**Trecho da página:**
*****
Perder a eleição não seria o pior cenário para o PT, que poderia compensar a perda com forte bancada no Congresso


Não foi surpresa a decisão pessoal do ex-presidente Lula de esticar a corda até onde for possível para manter sua candidatura à Presidência da República no centro do debate político. Lula está convencido de que quanto mais tempo conseguir fazer a disputa jurídica nos tribunais superiores, mais protagonizará a cena eleitoral, tornando secundária a transferência de votos para seu vice, Fernando Haddad.

Há quem veja nessa estratégia, que parece arriscada a muitos, a visão de longo prazo de Lula sobre sua própria liderança na esquerda brasileira. Perder a eleição não seria o pior cenário para o PT, que poderia compensar essa perda com a eleição de fortes bancadas no Congresso e no plano estadual, para comandar a oposição a um possível governo Bolsonaro.  Lula não deve ficar preso o tempo de sua pena, beneficiando-se da complacência de nossa legislação, e, com um pouco de sorte dele, ano que vem o Supremo Tribunal Federal (STF) mudará o entendimento sobre a prisão depois da condenação em segunda instância, e ele poderá comandar seu grupo de fora do poder, esticando o mais possível os recursos ao STJ e ao STF. [só que ano que vem o Brasil estará com novo presidente e os recursos do Lula serão tão inúteis quanto aquele papelucho expelido pelo tal comitê de direitos humanos da desmoralizada ONU.
Em tese, após cumprir um sexto da pena, o presidiário petista poderá ser solto; mas, antes que isso ocorra novas condenação cairão sobre o criminoso petista e novos sextos de penas terão que ser cumpridos.
*****
**Material fornecido:**
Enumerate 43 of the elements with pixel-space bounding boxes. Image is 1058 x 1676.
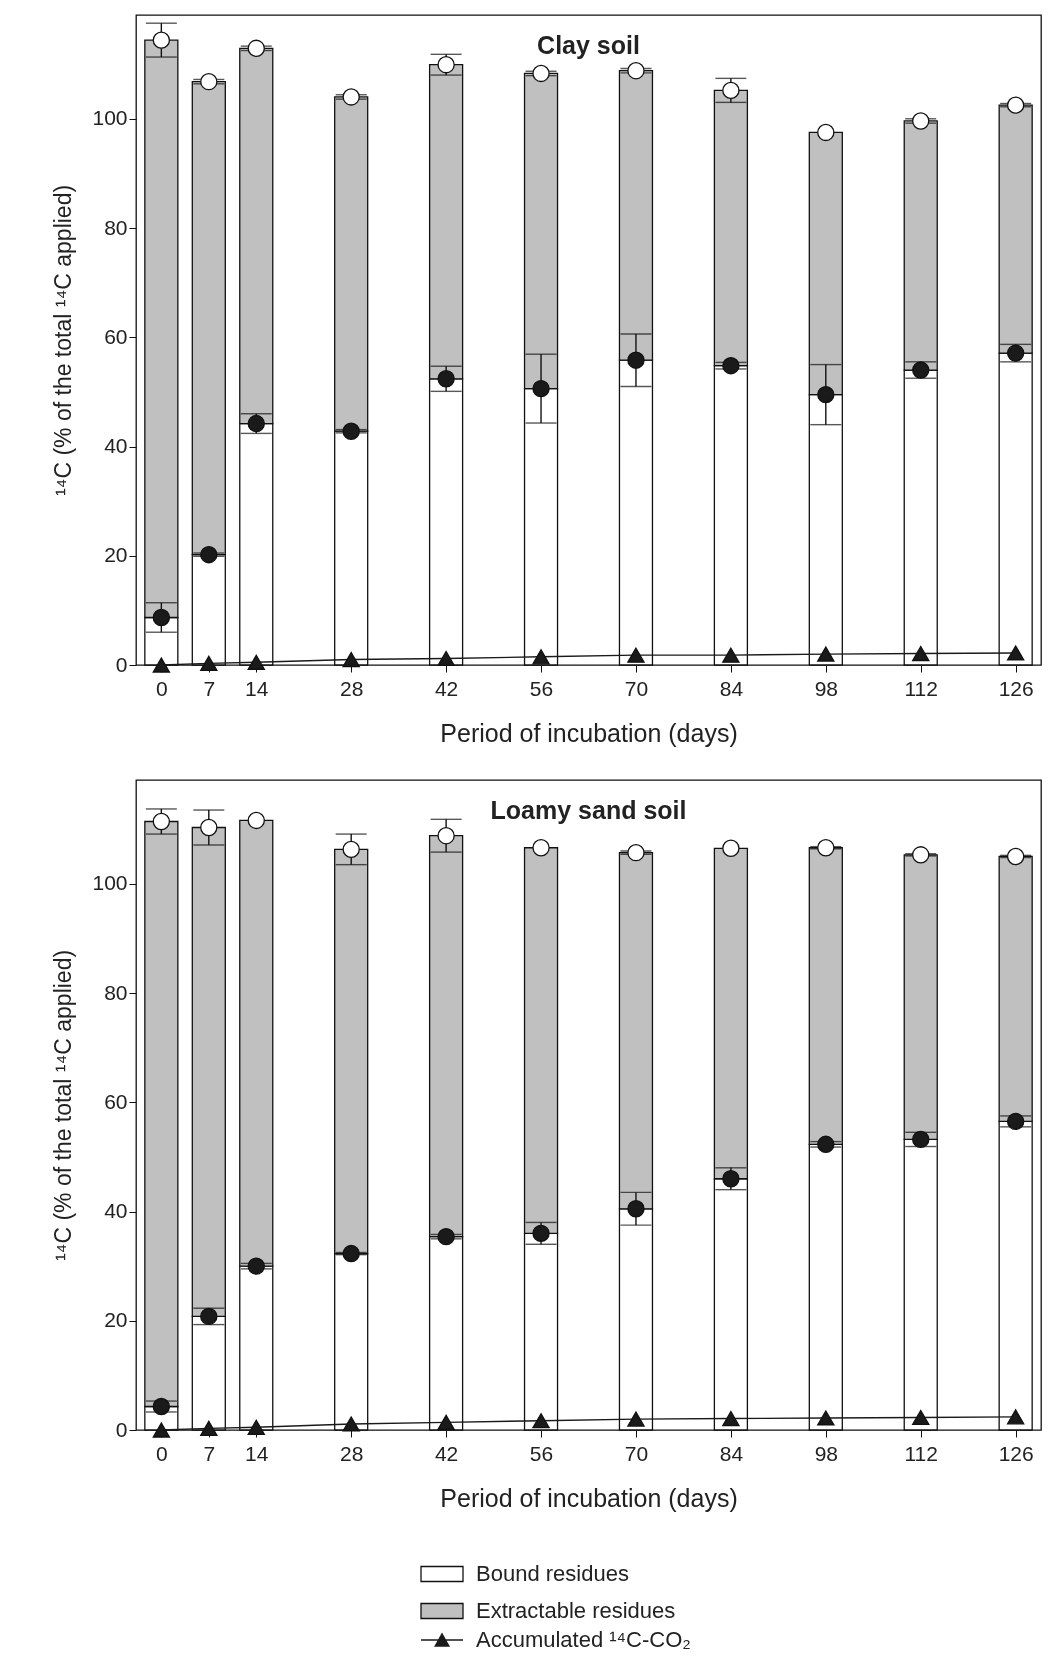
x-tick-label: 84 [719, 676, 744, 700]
*****
**O que fazer:**
Transcreva o trecho do texto sobre a candidatura de Lula que começa nas palavras "Em tese, após" e termina depois de "que ser cumpridos.". A listagem é um material à parte, independente do texto.

**Resultado:**
Em tese, após cumprir um sexto da pena, o presidiário petista poderá ser solto; mas, antes que isso ocorra novas condenação cairão sobre o criminoso petista e novos sextos de penas terão que ser cumpridos.